_INSTRUCTION_
Print the listing below exactly.

_EXERCISE MATERIAL_
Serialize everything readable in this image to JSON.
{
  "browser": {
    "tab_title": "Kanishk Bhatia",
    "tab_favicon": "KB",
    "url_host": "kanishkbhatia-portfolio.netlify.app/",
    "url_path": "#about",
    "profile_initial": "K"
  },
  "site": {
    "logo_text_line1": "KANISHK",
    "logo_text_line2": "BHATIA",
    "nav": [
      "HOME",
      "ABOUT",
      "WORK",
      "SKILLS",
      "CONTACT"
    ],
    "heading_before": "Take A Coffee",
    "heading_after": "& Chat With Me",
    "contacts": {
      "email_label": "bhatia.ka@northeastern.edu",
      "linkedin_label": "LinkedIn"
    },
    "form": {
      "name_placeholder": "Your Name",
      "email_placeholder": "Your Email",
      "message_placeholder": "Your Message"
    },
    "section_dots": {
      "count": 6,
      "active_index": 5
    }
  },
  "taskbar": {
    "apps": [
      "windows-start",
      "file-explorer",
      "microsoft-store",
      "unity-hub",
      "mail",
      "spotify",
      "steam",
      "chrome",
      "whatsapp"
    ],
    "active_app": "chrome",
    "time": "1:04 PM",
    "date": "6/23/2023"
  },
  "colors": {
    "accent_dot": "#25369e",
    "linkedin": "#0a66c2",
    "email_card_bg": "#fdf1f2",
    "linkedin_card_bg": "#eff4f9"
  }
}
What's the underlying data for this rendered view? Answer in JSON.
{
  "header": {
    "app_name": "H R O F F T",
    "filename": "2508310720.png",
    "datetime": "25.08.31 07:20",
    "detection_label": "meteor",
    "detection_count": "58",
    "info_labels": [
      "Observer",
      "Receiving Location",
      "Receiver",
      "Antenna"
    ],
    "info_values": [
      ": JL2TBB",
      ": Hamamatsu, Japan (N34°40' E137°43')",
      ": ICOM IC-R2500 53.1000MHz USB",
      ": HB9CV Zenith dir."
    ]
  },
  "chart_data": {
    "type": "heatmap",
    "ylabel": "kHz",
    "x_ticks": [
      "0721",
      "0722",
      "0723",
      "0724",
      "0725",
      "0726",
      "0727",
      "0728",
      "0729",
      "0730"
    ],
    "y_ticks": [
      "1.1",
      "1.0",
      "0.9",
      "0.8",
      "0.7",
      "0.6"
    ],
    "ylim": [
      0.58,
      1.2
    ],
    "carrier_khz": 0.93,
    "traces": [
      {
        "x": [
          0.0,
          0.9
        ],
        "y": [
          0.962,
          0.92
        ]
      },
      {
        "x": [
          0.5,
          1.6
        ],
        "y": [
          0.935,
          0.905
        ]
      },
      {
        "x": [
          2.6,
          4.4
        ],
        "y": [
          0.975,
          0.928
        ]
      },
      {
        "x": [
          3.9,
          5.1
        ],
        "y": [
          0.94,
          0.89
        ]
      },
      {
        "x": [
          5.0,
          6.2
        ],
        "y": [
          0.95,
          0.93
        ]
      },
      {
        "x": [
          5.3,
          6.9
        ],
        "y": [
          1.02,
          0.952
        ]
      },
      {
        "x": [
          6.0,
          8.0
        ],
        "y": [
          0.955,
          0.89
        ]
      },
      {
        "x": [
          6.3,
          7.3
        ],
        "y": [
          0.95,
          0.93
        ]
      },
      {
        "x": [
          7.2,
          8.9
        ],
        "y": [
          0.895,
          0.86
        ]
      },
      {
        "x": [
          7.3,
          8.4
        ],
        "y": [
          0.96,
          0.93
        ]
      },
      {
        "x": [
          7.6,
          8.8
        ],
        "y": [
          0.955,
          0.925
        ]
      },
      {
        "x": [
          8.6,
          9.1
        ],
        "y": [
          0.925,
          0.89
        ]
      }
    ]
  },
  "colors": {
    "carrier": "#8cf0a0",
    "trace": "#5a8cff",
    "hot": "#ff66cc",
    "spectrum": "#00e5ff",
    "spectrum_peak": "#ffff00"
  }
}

_FINISHED EXERCISE_
Serialize everything readable in this image to JSON.
{
  "browser": {
    "tab_title": "Kanishk Bhatia",
    "tab_favicon": "KB",
    "url_host": "kanishkbhatia-portfolio.netlify.app/",
    "url_path": "#about",
    "profile_initial": "K"
  },
  "site": {
    "logo_text_line1": "KANISHK",
    "logo_text_line2": "BHATIA",
    "nav": [
      "HOME",
      "ABOUT",
      "WORK",
      "SKILLS",
      "CONTACT"
    ],
    "heading_before": "Take A Coffee",
    "heading_after": "& Chat With Me",
    "contacts": {
      "email_label": "bhatia.ka@northeastern.edu",
      "linkedin_label": "LinkedIn"
    },
    "form": {
      "name_placeholder": "Your Name",
      "email_placeholder": "Your Email",
      "message_placeholder": "Your Message"
    },
    "section_dots": {
      "count": 6,
      "active_index": 5
    }
  },
  "taskbar": {
    "apps": [
      "windows-start",
      "file-explorer",
      "microsoft-store",
      "unity-hub",
      "mail",
      "spotify",
      "steam",
      "chrome",
      "whatsapp"
    ],
    "active_app": "chrome",
    "time": "1:04 PM",
    "date": "6/23/2023"
  },
  "colors": {
    "accent_dot": "#25369e",
    "linkedin": "#0a66c2",
    "email_card_bg": "#fdf1f2",
    "linkedin_card_bg": "#eff4f9"
  }
}
What's the underlying data for this rendered view? Answer in JSON.
{
  "header": {
    "app_name": "H R O F F T",
    "filename": "2508310720.png",
    "datetime": "25.08.31 07:20",
    "detection_label": "meteor",
    "detection_count": "58",
    "info_labels": [
      "Observer",
      "Receiving Location",
      "Receiver",
      "Antenna"
    ],
    "info_values": [
      ": JL2TBB",
      ": Hamamatsu, Japan (N34°40' E137°43')",
      ": ICOM IC-R2500 53.1000MHz USB",
      ": HB9CV Zenith dir."
    ]
  },
  "chart_data": {
    "type": "heatmap",
    "ylabel": "kHz",
    "x_ticks": [
      "0721",
      "0722",
      "0723",
      "0724",
      "0725",
      "0726",
      "0727",
      "0728",
      "0729",
      "0730"
    ],
    "y_ticks": [
      "1.1",
      "1.0",
      "0.9",
      "0.8",
      "0.7",
      "0.6"
    ],
    "ylim": [
      0.58,
      1.2
    ],
    "carrier_khz": 0.93,
    "traces": [
      {
        "x": [
          0.0,
          0.9
        ],
        "y": [
          0.962,
          0.92
        ]
      },
      {
        "x": [
          0.5,
          1.6
        ],
        "y": [
          0.935,
          0.905
        ]
      },
      {
        "x": [
          2.6,
          4.4
        ],
        "y": [
          0.975,
          0.928
        ]
      },
      {
        "x": [
          3.9,
          5.1
        ],
        "y": [
          0.94,
          0.89
        ]
      },
      {
        "x": [
          5.0,
          6.2
        ],
        "y": [
          0.95,
          0.93
        ]
      },
      {
        "x": [
          5.3,
          6.9
        ],
        "y": [
          1.02,
          0.952
        ]
      },
      {
        "x": [
          6.0,
          8.0
        ],
        "y": [
          0.955,
          0.89
        ]
      },
      {
        "x": [
          6.3,
          7.3
        ],
        "y": [
          0.95,
          0.93
        ]
      },
      {
        "x": [
          7.2,
          8.9
        ],
        "y": [
          0.895,
          0.86
        ]
      },
      {
        "x": [
          7.3,
          8.4
        ],
        "y": [
          0.96,
          0.93
        ]
      },
      {
        "x": [
          7.6,
          8.8
        ],
        "y": [
          0.955,
          0.925
        ]
      },
      {
        "x": [
          8.6,
          9.1
        ],
        "y": [
          0.925,
          0.89
        ]
      }
    ]
  },
  "colors": {
    "carrier": "#8cf0a0",
    "trace": "#5a8cff",
    "hot": "#ff66cc",
    "spectrum": "#00e5ff",
    "spectrum_peak": "#ffff00"
  }
}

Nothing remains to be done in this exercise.